#### Direction
Every line below should be copied exactly; drop the pictures.

[start of Given information]

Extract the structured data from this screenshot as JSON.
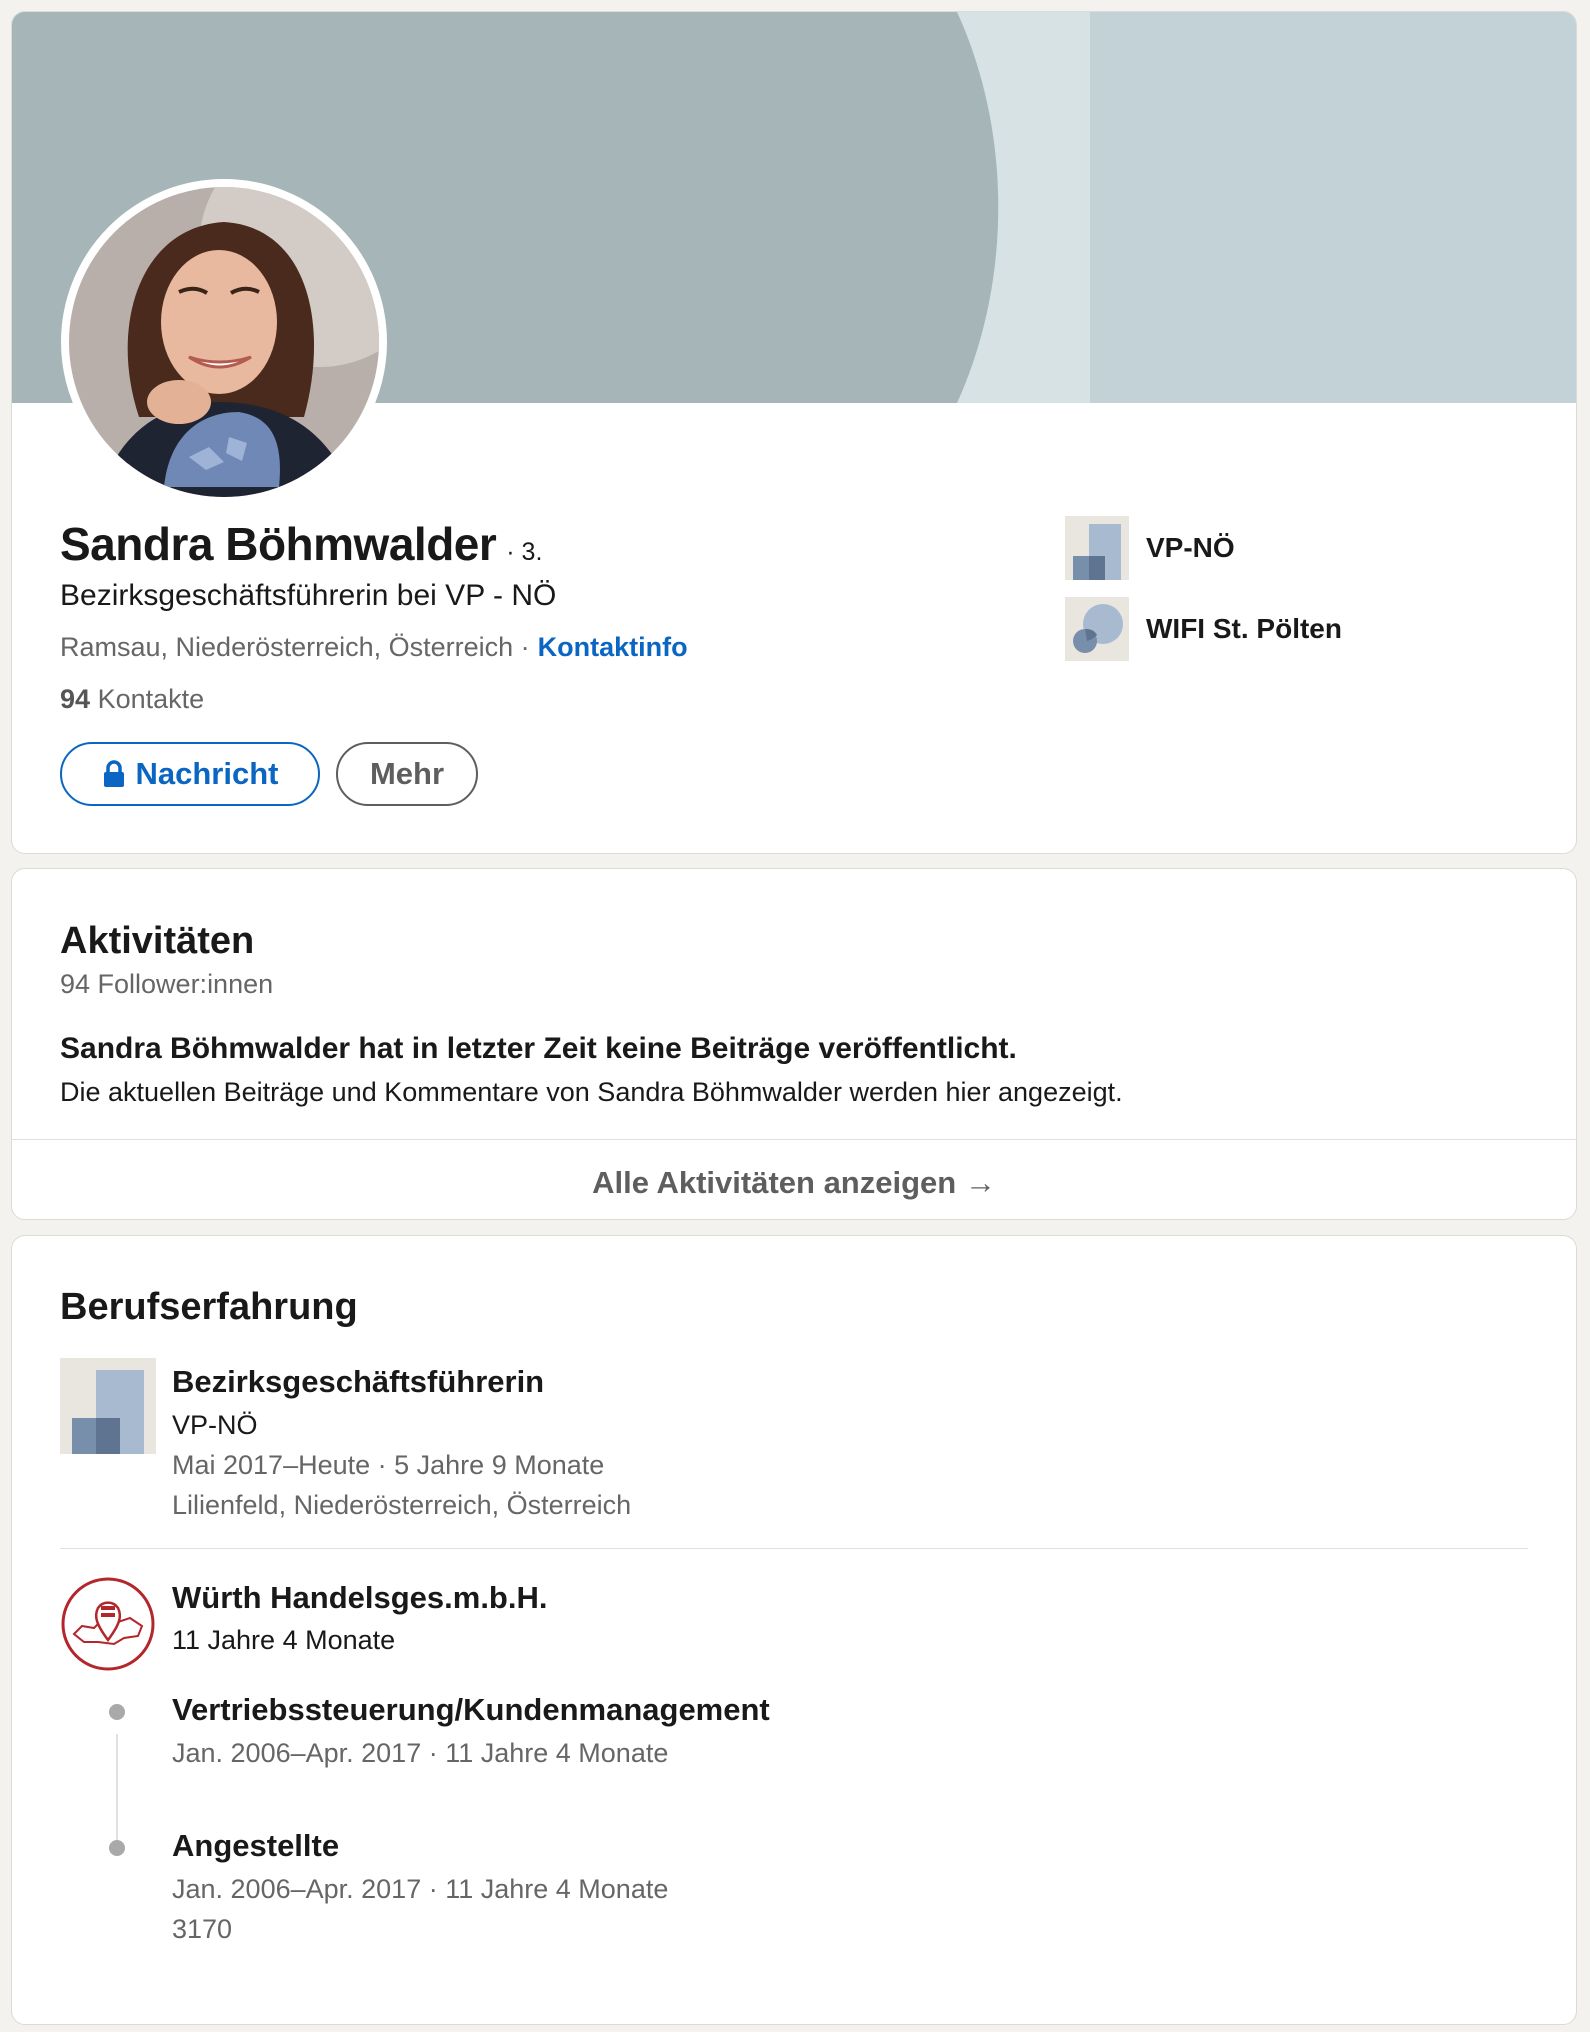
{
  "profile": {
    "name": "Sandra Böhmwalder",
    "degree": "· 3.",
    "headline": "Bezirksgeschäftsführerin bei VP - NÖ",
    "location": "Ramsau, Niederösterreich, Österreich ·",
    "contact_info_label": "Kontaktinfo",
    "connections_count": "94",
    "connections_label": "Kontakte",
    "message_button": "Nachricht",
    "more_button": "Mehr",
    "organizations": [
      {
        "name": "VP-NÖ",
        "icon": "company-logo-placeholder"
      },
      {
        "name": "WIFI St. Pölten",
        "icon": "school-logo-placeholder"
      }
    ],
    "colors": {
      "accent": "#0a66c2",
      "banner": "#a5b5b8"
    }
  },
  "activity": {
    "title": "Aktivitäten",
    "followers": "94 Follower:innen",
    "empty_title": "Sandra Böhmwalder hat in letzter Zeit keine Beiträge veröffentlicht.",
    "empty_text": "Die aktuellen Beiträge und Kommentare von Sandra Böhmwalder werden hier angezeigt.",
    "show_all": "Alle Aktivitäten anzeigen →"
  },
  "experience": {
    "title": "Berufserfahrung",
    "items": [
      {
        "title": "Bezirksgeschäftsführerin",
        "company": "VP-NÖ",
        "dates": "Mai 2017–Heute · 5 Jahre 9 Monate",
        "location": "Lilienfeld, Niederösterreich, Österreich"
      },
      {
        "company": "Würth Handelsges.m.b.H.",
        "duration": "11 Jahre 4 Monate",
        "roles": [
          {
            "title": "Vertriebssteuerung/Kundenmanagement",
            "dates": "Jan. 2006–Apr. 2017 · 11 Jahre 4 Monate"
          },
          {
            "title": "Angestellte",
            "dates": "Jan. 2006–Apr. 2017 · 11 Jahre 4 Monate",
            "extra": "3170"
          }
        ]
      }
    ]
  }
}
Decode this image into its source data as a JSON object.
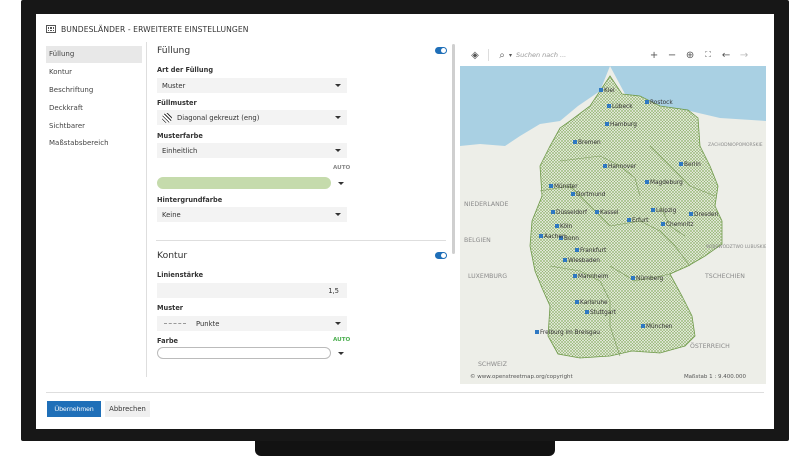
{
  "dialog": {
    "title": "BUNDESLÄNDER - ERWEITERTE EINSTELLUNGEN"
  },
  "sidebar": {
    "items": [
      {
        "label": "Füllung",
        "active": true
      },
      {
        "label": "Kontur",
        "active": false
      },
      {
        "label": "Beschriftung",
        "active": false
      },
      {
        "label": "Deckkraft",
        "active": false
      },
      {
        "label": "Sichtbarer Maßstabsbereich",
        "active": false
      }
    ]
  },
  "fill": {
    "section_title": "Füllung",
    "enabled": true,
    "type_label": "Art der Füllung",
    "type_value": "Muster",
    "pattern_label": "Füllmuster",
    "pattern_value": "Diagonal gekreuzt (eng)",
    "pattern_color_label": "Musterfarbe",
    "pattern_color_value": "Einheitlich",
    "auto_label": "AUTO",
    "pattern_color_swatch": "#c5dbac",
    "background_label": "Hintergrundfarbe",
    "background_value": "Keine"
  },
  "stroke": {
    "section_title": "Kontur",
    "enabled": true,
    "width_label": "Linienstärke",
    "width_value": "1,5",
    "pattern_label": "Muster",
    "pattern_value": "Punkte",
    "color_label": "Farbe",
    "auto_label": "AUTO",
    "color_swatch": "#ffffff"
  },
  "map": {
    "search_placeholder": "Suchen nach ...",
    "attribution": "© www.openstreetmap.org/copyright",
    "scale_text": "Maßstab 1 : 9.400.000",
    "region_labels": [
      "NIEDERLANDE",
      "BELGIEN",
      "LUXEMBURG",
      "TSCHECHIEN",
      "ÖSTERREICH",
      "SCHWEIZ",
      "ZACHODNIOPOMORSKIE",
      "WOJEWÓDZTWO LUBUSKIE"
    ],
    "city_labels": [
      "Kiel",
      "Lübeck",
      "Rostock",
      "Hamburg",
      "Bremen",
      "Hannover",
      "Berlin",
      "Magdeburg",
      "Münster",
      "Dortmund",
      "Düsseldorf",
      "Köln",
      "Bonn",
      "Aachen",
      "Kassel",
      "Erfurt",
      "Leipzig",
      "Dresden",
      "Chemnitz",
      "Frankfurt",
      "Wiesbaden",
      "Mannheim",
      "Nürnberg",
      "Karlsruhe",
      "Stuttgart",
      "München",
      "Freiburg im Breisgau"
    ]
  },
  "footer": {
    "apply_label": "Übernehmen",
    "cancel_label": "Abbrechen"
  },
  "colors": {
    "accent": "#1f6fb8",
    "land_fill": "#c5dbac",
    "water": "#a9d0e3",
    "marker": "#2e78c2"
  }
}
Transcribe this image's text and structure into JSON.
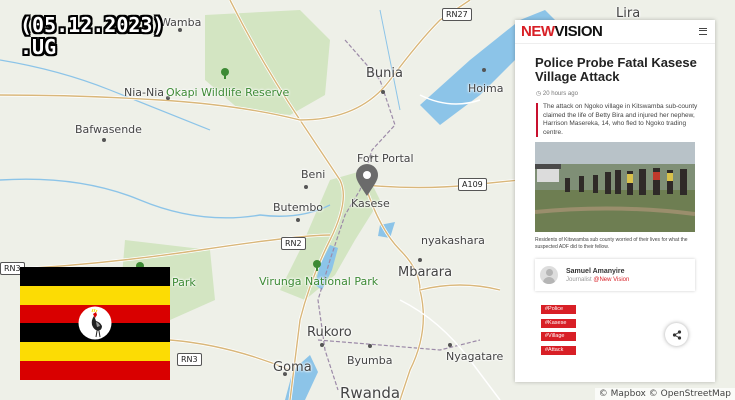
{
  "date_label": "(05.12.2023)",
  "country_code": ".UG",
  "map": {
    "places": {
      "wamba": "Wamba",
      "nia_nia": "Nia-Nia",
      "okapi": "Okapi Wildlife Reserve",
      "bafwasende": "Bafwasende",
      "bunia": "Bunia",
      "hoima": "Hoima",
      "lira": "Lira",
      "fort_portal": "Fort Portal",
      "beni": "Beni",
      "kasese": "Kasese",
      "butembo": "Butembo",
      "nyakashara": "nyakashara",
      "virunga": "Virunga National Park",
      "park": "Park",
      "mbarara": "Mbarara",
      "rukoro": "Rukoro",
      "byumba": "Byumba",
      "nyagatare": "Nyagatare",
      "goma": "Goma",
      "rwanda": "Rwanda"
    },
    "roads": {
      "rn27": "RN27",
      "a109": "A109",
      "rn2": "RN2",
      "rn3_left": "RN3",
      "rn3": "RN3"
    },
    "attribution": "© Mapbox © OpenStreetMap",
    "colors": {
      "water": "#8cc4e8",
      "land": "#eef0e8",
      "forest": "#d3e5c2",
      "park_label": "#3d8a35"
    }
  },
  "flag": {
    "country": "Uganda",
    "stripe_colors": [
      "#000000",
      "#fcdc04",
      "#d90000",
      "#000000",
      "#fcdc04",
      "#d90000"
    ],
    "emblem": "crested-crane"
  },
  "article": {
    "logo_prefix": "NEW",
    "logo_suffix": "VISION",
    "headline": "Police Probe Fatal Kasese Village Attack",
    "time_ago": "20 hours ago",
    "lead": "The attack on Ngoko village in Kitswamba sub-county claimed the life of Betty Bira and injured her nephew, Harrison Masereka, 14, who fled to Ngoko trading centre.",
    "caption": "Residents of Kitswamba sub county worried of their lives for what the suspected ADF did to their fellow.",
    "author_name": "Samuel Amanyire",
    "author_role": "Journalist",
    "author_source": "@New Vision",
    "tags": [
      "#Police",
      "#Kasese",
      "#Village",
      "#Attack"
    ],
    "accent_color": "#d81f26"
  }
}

[end of Given information]

#### Answer in full
Extract the structured data from this screenshot as JSON.
{
  "profile": {
    "name": "Sandra Böhmwalder",
    "degree": "· 3.",
    "headline": "Bezirksgeschäftsführerin bei VP - NÖ",
    "location": "Ramsau, Niederösterreich, Österreich ·",
    "contact_info_label": "Kontaktinfo",
    "connections_count": "94",
    "connections_label": "Kontakte",
    "message_button": "Nachricht",
    "more_button": "Mehr",
    "organizations": [
      {
        "name": "VP-NÖ",
        "icon": "company-logo-placeholder"
      },
      {
        "name": "WIFI St. Pölten",
        "icon": "school-logo-placeholder"
      }
    ],
    "colors": {
      "accent": "#0a66c2",
      "banner": "#a5b5b8"
    }
  },
  "activity": {
    "title": "Aktivitäten",
    "followers": "94 Follower:innen",
    "empty_title": "Sandra Böhmwalder hat in letzter Zeit keine Beiträge veröffentlicht.",
    "empty_text": "Die aktuellen Beiträge und Kommentare von Sandra Böhmwalder werden hier angezeigt.",
    "show_all": "Alle Aktivitäten anzeigen →"
  },
  "experience": {
    "title": "Berufserfahrung",
    "items": [
      {
        "title": "Bezirksgeschäftsführerin",
        "company": "VP-NÖ",
        "dates": "Mai 2017–Heute · 5 Jahre 9 Monate",
        "location": "Lilienfeld, Niederösterreich, Österreich"
      },
      {
        "company": "Würth Handelsges.m.b.H.",
        "duration": "11 Jahre 4 Monate",
        "roles": [
          {
            "title": "Vertriebssteuerung/Kundenmanagement",
            "dates": "Jan. 2006–Apr. 2017 · 11 Jahre 4 Monate"
          },
          {
            "title": "Angestellte",
            "dates": "Jan. 2006–Apr. 2017 · 11 Jahre 4 Monate",
            "extra": "3170"
          }
        ]
      }
    ]
  }
}
Decode this image into its source data as a JSON object.
{
  "dialog": {
    "title": "BUNDESLÄNDER - ERWEITERTE EINSTELLUNGEN"
  },
  "sidebar": {
    "items": [
      {
        "label": "Füllung",
        "active": true
      },
      {
        "label": "Kontur",
        "active": false
      },
      {
        "label": "Beschriftung",
        "active": false
      },
      {
        "label": "Deckkraft",
        "active": false
      },
      {
        "label": "Sichtbarer Maßstabsbereich",
        "active": false
      }
    ]
  },
  "fill": {
    "section_title": "Füllung",
    "enabled": true,
    "type_label": "Art der Füllung",
    "type_value": "Muster",
    "pattern_label": "Füllmuster",
    "pattern_value": "Diagonal gekreuzt (eng)",
    "pattern_color_label": "Musterfarbe",
    "pattern_color_value": "Einheitlich",
    "auto_label": "AUTO",
    "pattern_color_swatch": "#c5dbac",
    "background_label": "Hintergrundfarbe",
    "background_value": "Keine"
  },
  "stroke": {
    "section_title": "Kontur",
    "enabled": true,
    "width_label": "Linienstärke",
    "width_value": "1,5",
    "pattern_label": "Muster",
    "pattern_value": "Punkte",
    "color_label": "Farbe",
    "auto_label": "AUTO",
    "color_swatch": "#ffffff"
  },
  "map": {
    "search_placeholder": "Suchen nach ...",
    "attribution": "© www.openstreetmap.org/copyright",
    "scale_text": "Maßstab 1 : 9.400.000",
    "region_labels": [
      "NIEDERLANDE",
      "BELGIEN",
      "LUXEMBURG",
      "TSCHECHIEN",
      "ÖSTERREICH",
      "SCHWEIZ",
      "ZACHODNIOPOMORSKIE",
      "WOJEWÓDZTWO LUBUSKIE"
    ],
    "city_labels": [
      "Kiel",
      "Lübeck",
      "Rostock",
      "Hamburg",
      "Bremen",
      "Hannover",
      "Berlin",
      "Magdeburg",
      "Münster",
      "Dortmund",
      "Düsseldorf",
      "Köln",
      "Bonn",
      "Aachen",
      "Kassel",
      "Erfurt",
      "Leipzig",
      "Dresden",
      "Chemnitz",
      "Frankfurt",
      "Wiesbaden",
      "Mannheim",
      "Nürnberg",
      "Karlsruhe",
      "Stuttgart",
      "München",
      "Freiburg im Breisgau"
    ]
  },
  "footer": {
    "apply_label": "Übernehmen",
    "cancel_label": "Abbrechen"
  },
  "colors": {
    "accent": "#1f6fb8",
    "land_fill": "#c5dbac",
    "water": "#a9d0e3",
    "marker": "#2e78c2"
  }
}
Transcribe this image's text and structure into JSON.
{
  "date_label": "(05.12.2023)",
  "country_code": ".UG",
  "map": {
    "places": {
      "wamba": "Wamba",
      "nia_nia": "Nia-Nia",
      "okapi": "Okapi Wildlife Reserve",
      "bafwasende": "Bafwasende",
      "bunia": "Bunia",
      "hoima": "Hoima",
      "lira": "Lira",
      "fort_portal": "Fort Portal",
      "beni": "Beni",
      "kasese": "Kasese",
      "butembo": "Butembo",
      "nyakashara": "nyakashara",
      "virunga": "Virunga National Park",
      "park": "Park",
      "mbarara": "Mbarara",
      "rukoro": "Rukoro",
      "byumba": "Byumba",
      "nyagatare": "Nyagatare",
      "goma": "Goma",
      "rwanda": "Rwanda"
    },
    "roads": {
      "rn27": "RN27",
      "a109": "A109",
      "rn2": "RN2",
      "rn3_left": "RN3",
      "rn3": "RN3"
    },
    "attribution": "© Mapbox © OpenStreetMap",
    "colors": {
      "water": "#8cc4e8",
      "land": "#eef0e8",
      "forest": "#d3e5c2",
      "park_label": "#3d8a35"
    }
  },
  "flag": {
    "country": "Uganda",
    "stripe_colors": [
      "#000000",
      "#fcdc04",
      "#d90000",
      "#000000",
      "#fcdc04",
      "#d90000"
    ],
    "emblem": "crested-crane"
  },
  "article": {
    "logo_prefix": "NEW",
    "logo_suffix": "VISION",
    "headline": "Police Probe Fatal Kasese Village Attack",
    "time_ago": "20 hours ago",
    "lead": "The attack on Ngoko village in Kitswamba sub-county claimed the life of Betty Bira and injured her nephew, Harrison Masereka, 14, who fled to Ngoko trading centre.",
    "caption": "Residents of Kitswamba sub county worried of their lives for what the suspected ADF did to their fellow.",
    "author_name": "Samuel Amanyire",
    "author_role": "Journalist",
    "author_source": "@New Vision",
    "tags": [
      "#Police",
      "#Kasese",
      "#Village",
      "#Attack"
    ],
    "accent_color": "#d81f26"
  }
}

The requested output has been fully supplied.